Data entries:
○ ○ ○

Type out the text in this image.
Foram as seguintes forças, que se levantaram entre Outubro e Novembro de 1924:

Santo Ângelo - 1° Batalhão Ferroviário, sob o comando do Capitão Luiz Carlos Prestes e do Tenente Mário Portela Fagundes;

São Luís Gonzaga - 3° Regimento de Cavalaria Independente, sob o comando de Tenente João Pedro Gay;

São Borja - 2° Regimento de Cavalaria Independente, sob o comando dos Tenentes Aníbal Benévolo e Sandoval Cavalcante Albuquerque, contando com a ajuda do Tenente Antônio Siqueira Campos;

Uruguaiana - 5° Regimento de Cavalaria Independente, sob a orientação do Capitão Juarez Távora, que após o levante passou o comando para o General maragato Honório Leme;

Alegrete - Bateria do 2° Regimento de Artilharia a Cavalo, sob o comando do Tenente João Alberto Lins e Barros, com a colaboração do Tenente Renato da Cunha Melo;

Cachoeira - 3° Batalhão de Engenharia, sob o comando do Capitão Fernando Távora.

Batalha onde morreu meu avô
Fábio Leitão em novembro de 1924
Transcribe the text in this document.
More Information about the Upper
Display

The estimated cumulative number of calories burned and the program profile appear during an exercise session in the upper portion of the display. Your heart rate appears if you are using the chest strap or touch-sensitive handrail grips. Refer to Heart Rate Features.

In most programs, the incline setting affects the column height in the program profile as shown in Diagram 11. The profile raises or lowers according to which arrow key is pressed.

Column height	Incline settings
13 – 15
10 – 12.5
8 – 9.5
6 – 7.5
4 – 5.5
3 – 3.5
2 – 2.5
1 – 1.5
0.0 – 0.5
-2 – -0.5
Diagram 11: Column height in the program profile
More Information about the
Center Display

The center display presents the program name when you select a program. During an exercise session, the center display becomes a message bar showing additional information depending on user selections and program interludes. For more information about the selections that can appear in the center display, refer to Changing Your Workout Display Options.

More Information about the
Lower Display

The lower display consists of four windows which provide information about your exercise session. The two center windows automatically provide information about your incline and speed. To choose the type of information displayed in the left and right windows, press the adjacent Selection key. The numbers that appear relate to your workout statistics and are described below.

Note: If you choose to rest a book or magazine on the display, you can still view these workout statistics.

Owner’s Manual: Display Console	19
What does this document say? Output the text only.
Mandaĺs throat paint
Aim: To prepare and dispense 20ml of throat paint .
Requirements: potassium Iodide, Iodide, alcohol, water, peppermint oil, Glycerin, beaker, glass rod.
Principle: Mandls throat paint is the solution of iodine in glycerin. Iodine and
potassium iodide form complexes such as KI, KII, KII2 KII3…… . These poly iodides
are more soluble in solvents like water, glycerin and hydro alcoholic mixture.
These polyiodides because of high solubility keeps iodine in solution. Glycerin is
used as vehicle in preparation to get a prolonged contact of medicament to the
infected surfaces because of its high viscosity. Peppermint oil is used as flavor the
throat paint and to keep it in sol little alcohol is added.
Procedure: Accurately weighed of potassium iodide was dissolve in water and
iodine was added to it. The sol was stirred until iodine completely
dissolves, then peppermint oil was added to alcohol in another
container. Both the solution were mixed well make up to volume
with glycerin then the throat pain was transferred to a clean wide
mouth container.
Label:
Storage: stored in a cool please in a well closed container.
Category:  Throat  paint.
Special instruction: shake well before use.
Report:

○ ○ ○

# [YOUR TASK]
The string "added" may appear in lines of the listing above; tally those lines and give the number only.

# [RESPONSE FOR THIS EXERCISE]
3